Figure record extracts:
=-=-=

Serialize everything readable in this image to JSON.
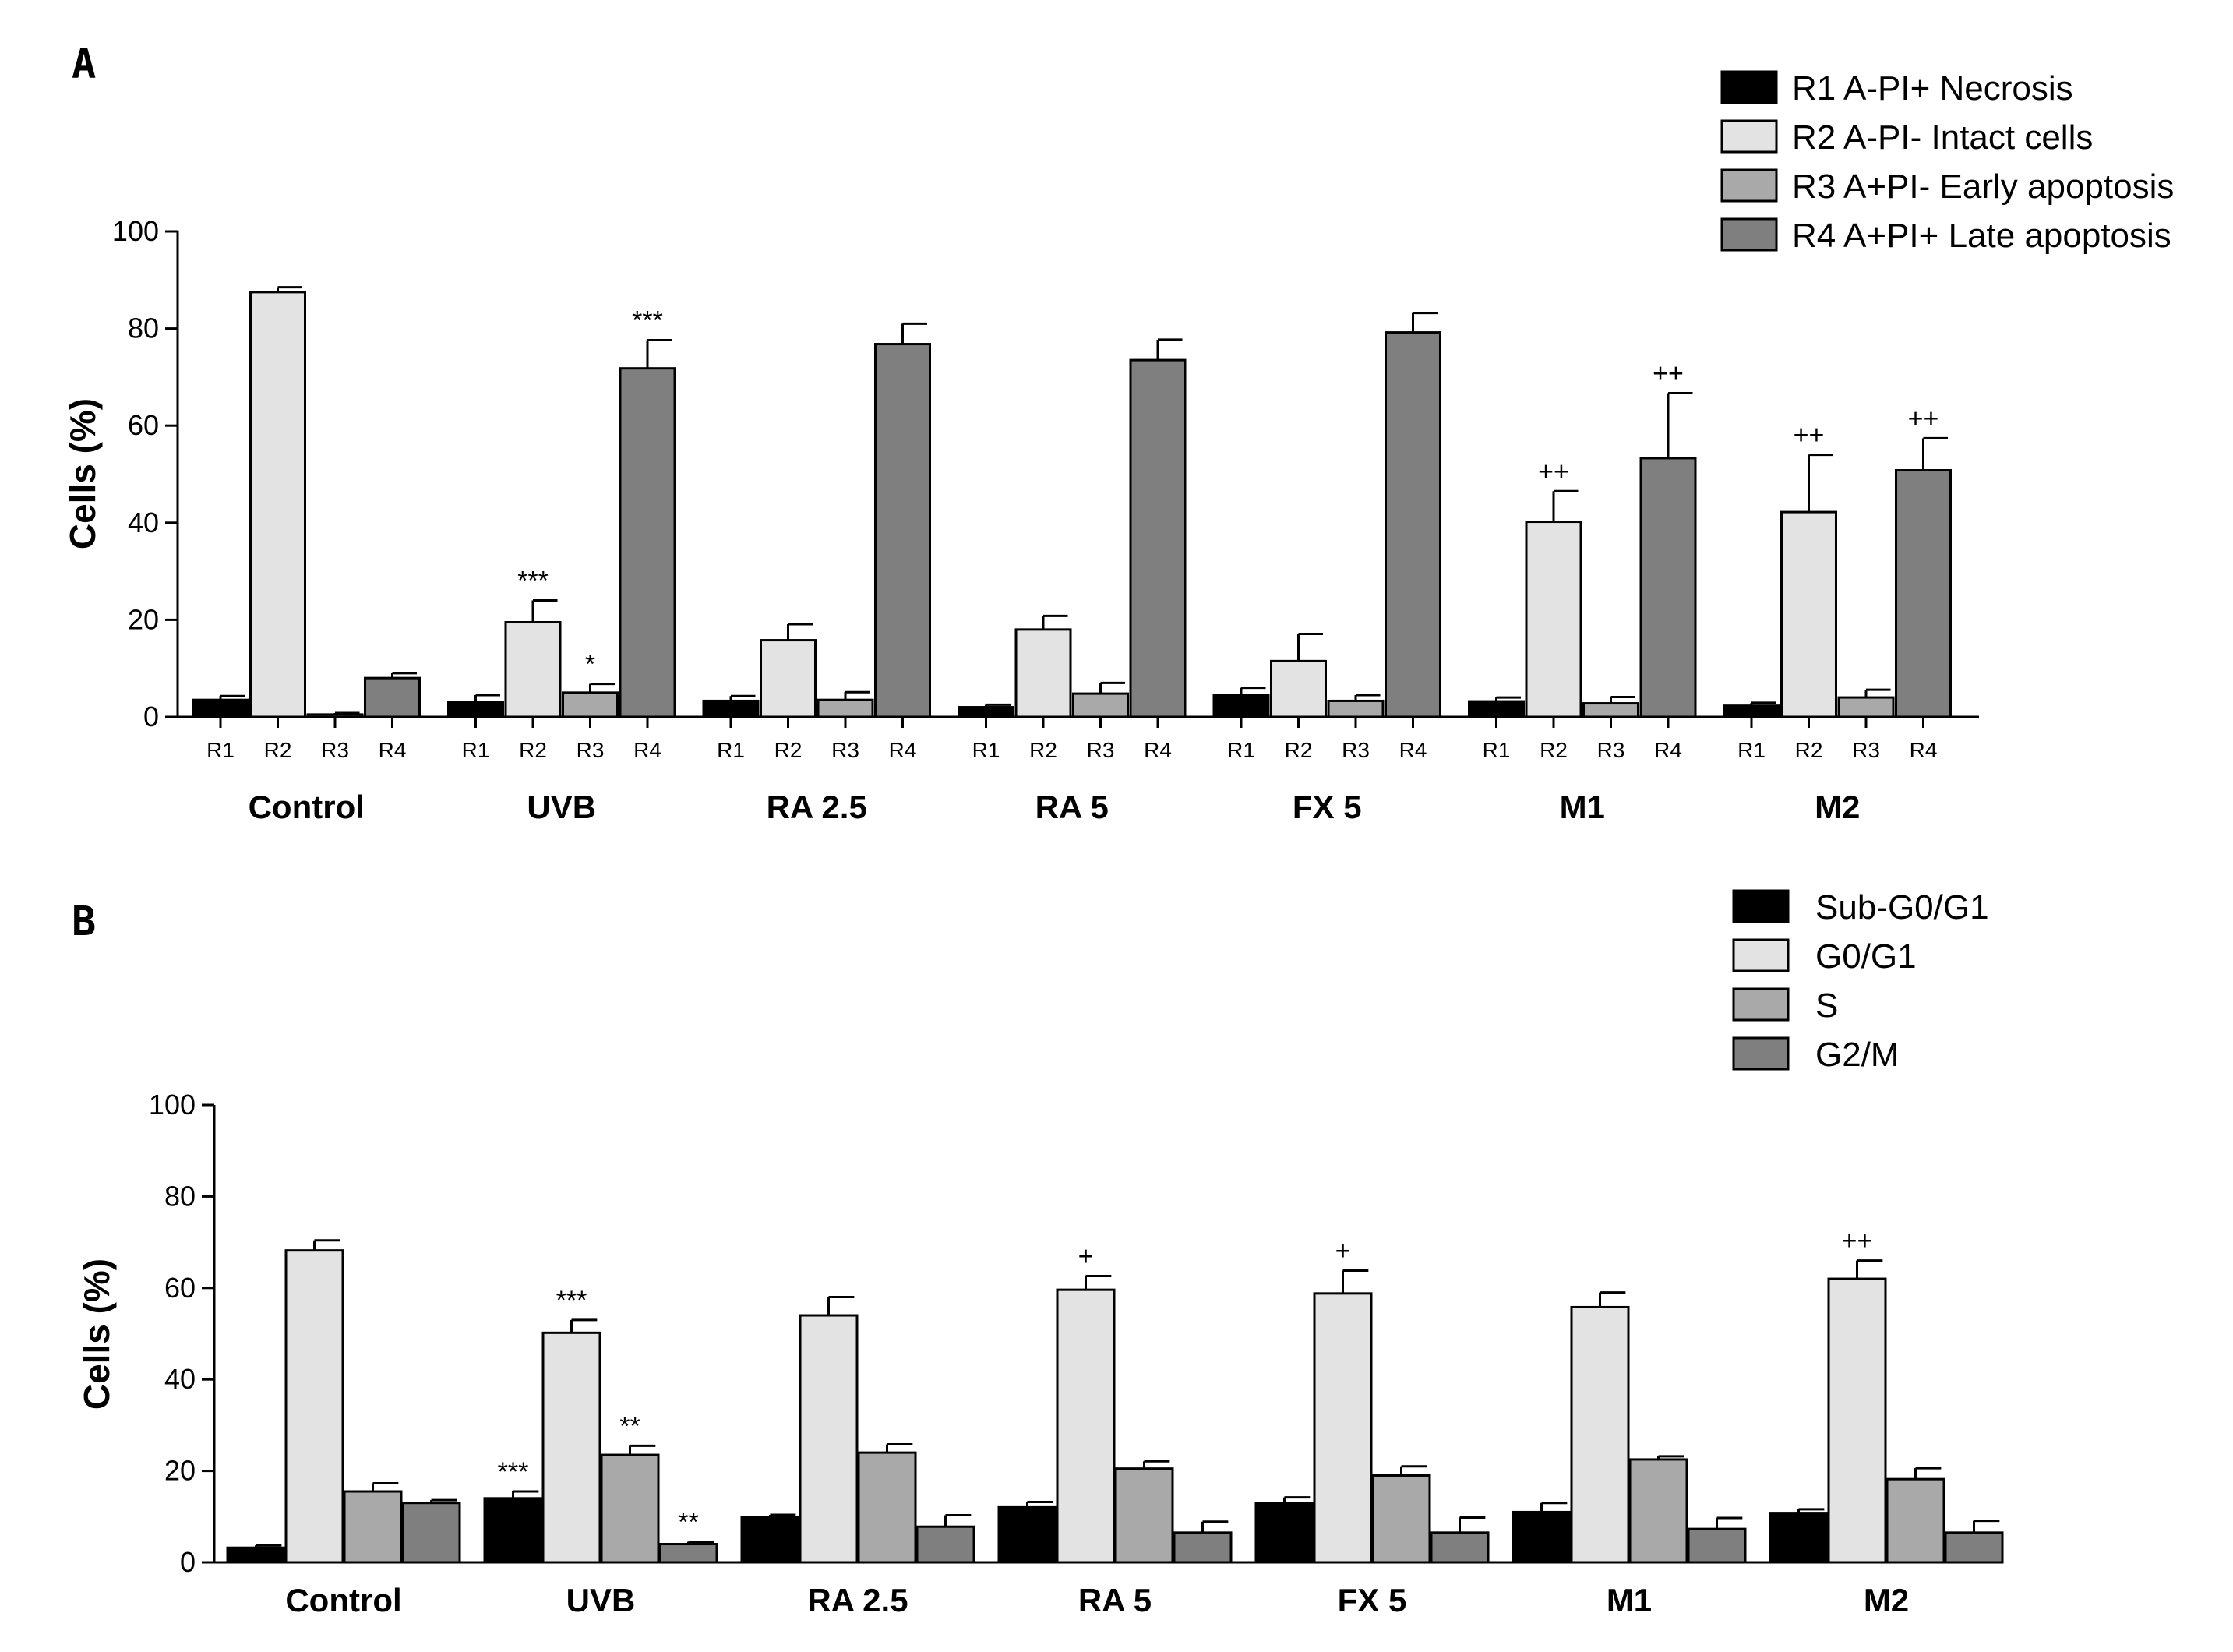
{
  "chart_data": [
    {
      "panel": "A",
      "type": "bar",
      "ylabel": "Cells (%)",
      "ylim": [
        0,
        100
      ],
      "yticks": [
        0,
        20,
        40,
        60,
        80,
        100
      ],
      "groups": [
        "Control",
        "UVB",
        "RA 2.5",
        "RA 5",
        "FX 5",
        "M1",
        "M2"
      ],
      "sub_labels": [
        "R1",
        "R2",
        "R3",
        "R4"
      ],
      "series": [
        {
          "name": "R1 A-PI+ Necrosis",
          "color": "#000000",
          "values": [
            3.5,
            3.0,
            3.3,
            2.0,
            4.5,
            3.2,
            2.3
          ],
          "errors": [
            0.8,
            1.5,
            1.0,
            0.5,
            1.5,
            0.8,
            0.6
          ],
          "annotations": [
            "",
            "",
            "",
            "",
            "",
            "",
            ""
          ]
        },
        {
          "name": "R2 A-PI- Intact cells",
          "color": "#e3e3e3",
          "values": [
            87.5,
            19.5,
            15.8,
            18.0,
            11.5,
            40.2,
            42.2
          ],
          "errors": [
            1.0,
            4.5,
            3.3,
            2.8,
            5.6,
            6.3,
            11.8
          ],
          "annotations": [
            "",
            "***",
            "",
            "",
            "",
            "++",
            "++"
          ]
        },
        {
          "name": "R3 A+PI- Early apoptosis",
          "color": "#a9a9a9",
          "values": [
            0.5,
            5.0,
            3.5,
            4.8,
            3.3,
            2.8,
            4.0
          ],
          "errors": [
            0.3,
            1.8,
            1.6,
            2.2,
            1.2,
            1.3,
            1.6
          ],
          "annotations": [
            "",
            "*",
            "",
            "",
            "",
            "",
            ""
          ]
        },
        {
          "name": "R4 A+PI+ Late apoptosis",
          "color": "#7f7f7f",
          "values": [
            8.0,
            71.8,
            76.8,
            73.5,
            79.2,
            53.3,
            50.8
          ],
          "errors": [
            1.0,
            5.8,
            4.2,
            4.2,
            4.0,
            13.4,
            6.6
          ],
          "annotations": [
            "",
            "***",
            "",
            "",
            "",
            "++",
            "++"
          ]
        }
      ]
    },
    {
      "panel": "B",
      "type": "bar",
      "ylabel": "Cells (%)",
      "ylim": [
        0,
        100
      ],
      "yticks": [
        0,
        20,
        40,
        60,
        80,
        100
      ],
      "groups": [
        "Control",
        "UVB",
        "RA 2.5",
        "RA 5",
        "FX 5",
        "M1",
        "M2"
      ],
      "series": [
        {
          "name": "Sub-G0/G1",
          "color": "#000000",
          "values": [
            3.2,
            14.0,
            9.8,
            12.2,
            13.0,
            11.0,
            10.8
          ],
          "errors": [
            0.5,
            1.5,
            0.6,
            1.0,
            1.2,
            2.0,
            0.8
          ],
          "annotations": [
            "",
            "***",
            "",
            "",
            "",
            "",
            ""
          ]
        },
        {
          "name": "G0/G1",
          "color": "#e3e3e3",
          "values": [
            68.2,
            50.2,
            54.0,
            59.6,
            58.8,
            55.8,
            62.0
          ],
          "errors": [
            2.2,
            2.8,
            4.0,
            3.0,
            5.0,
            3.2,
            4.0
          ],
          "annotations": [
            "",
            "***",
            "",
            "+",
            "+",
            "",
            "++"
          ]
        },
        {
          "name": "S",
          "color": "#a9a9a9",
          "values": [
            15.5,
            23.5,
            24.0,
            20.5,
            19.0,
            22.5,
            18.2
          ],
          "errors": [
            1.8,
            2.0,
            1.8,
            1.6,
            2.0,
            0.7,
            2.4
          ],
          "annotations": [
            "",
            "**",
            "",
            "",
            "",
            "",
            ""
          ]
        },
        {
          "name": "G2/M",
          "color": "#7f7f7f",
          "values": [
            13.0,
            4.0,
            7.8,
            6.5,
            6.5,
            7.3,
            6.5
          ],
          "errors": [
            0.6,
            0.5,
            2.5,
            2.4,
            3.3,
            2.4,
            2.6
          ],
          "annotations": [
            "",
            "**",
            "",
            "",
            "",
            "",
            ""
          ]
        }
      ]
    }
  ]
}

=-=-=

WORK TO COMPLETE: The entries above should be given again exactly, minus any pictures.

TASK ANSWER:
Serialize everything readable in this image to JSON.
{
  "chart_data": [
    {
      "panel": "A",
      "type": "bar",
      "ylabel": "Cells (%)",
      "ylim": [
        0,
        100
      ],
      "yticks": [
        0,
        20,
        40,
        60,
        80,
        100
      ],
      "groups": [
        "Control",
        "UVB",
        "RA 2.5",
        "RA 5",
        "FX 5",
        "M1",
        "M2"
      ],
      "sub_labels": [
        "R1",
        "R2",
        "R3",
        "R4"
      ],
      "series": [
        {
          "name": "R1 A-PI+ Necrosis",
          "color": "#000000",
          "values": [
            3.5,
            3.0,
            3.3,
            2.0,
            4.5,
            3.2,
            2.3
          ],
          "errors": [
            0.8,
            1.5,
            1.0,
            0.5,
            1.5,
            0.8,
            0.6
          ],
          "annotations": [
            "",
            "",
            "",
            "",
            "",
            "",
            ""
          ]
        },
        {
          "name": "R2 A-PI- Intact cells",
          "color": "#e3e3e3",
          "values": [
            87.5,
            19.5,
            15.8,
            18.0,
            11.5,
            40.2,
            42.2
          ],
          "errors": [
            1.0,
            4.5,
            3.3,
            2.8,
            5.6,
            6.3,
            11.8
          ],
          "annotations": [
            "",
            "***",
            "",
            "",
            "",
            "++",
            "++"
          ]
        },
        {
          "name": "R3 A+PI- Early apoptosis",
          "color": "#a9a9a9",
          "values": [
            0.5,
            5.0,
            3.5,
            4.8,
            3.3,
            2.8,
            4.0
          ],
          "errors": [
            0.3,
            1.8,
            1.6,
            2.2,
            1.2,
            1.3,
            1.6
          ],
          "annotations": [
            "",
            "*",
            "",
            "",
            "",
            "",
            ""
          ]
        },
        {
          "name": "R4 A+PI+ Late apoptosis",
          "color": "#7f7f7f",
          "values": [
            8.0,
            71.8,
            76.8,
            73.5,
            79.2,
            53.3,
            50.8
          ],
          "errors": [
            1.0,
            5.8,
            4.2,
            4.2,
            4.0,
            13.4,
            6.6
          ],
          "annotations": [
            "",
            "***",
            "",
            "",
            "",
            "++",
            "++"
          ]
        }
      ]
    },
    {
      "panel": "B",
      "type": "bar",
      "ylabel": "Cells (%)",
      "ylim": [
        0,
        100
      ],
      "yticks": [
        0,
        20,
        40,
        60,
        80,
        100
      ],
      "groups": [
        "Control",
        "UVB",
        "RA 2.5",
        "RA 5",
        "FX 5",
        "M1",
        "M2"
      ],
      "series": [
        {
          "name": "Sub-G0/G1",
          "color": "#000000",
          "values": [
            3.2,
            14.0,
            9.8,
            12.2,
            13.0,
            11.0,
            10.8
          ],
          "errors": [
            0.5,
            1.5,
            0.6,
            1.0,
            1.2,
            2.0,
            0.8
          ],
          "annotations": [
            "",
            "***",
            "",
            "",
            "",
            "",
            ""
          ]
        },
        {
          "name": "G0/G1",
          "color": "#e3e3e3",
          "values": [
            68.2,
            50.2,
            54.0,
            59.6,
            58.8,
            55.8,
            62.0
          ],
          "errors": [
            2.2,
            2.8,
            4.0,
            3.0,
            5.0,
            3.2,
            4.0
          ],
          "annotations": [
            "",
            "***",
            "",
            "+",
            "+",
            "",
            "++"
          ]
        },
        {
          "name": "S",
          "color": "#a9a9a9",
          "values": [
            15.5,
            23.5,
            24.0,
            20.5,
            19.0,
            22.5,
            18.2
          ],
          "errors": [
            1.8,
            2.0,
            1.8,
            1.6,
            2.0,
            0.7,
            2.4
          ],
          "annotations": [
            "",
            "**",
            "",
            "",
            "",
            "",
            ""
          ]
        },
        {
          "name": "G2/M",
          "color": "#7f7f7f",
          "values": [
            13.0,
            4.0,
            7.8,
            6.5,
            6.5,
            7.3,
            6.5
          ],
          "errors": [
            0.6,
            0.5,
            2.5,
            2.4,
            3.3,
            2.4,
            2.6
          ],
          "annotations": [
            "",
            "**",
            "",
            "",
            "",
            "",
            ""
          ]
        }
      ]
    }
  ]
}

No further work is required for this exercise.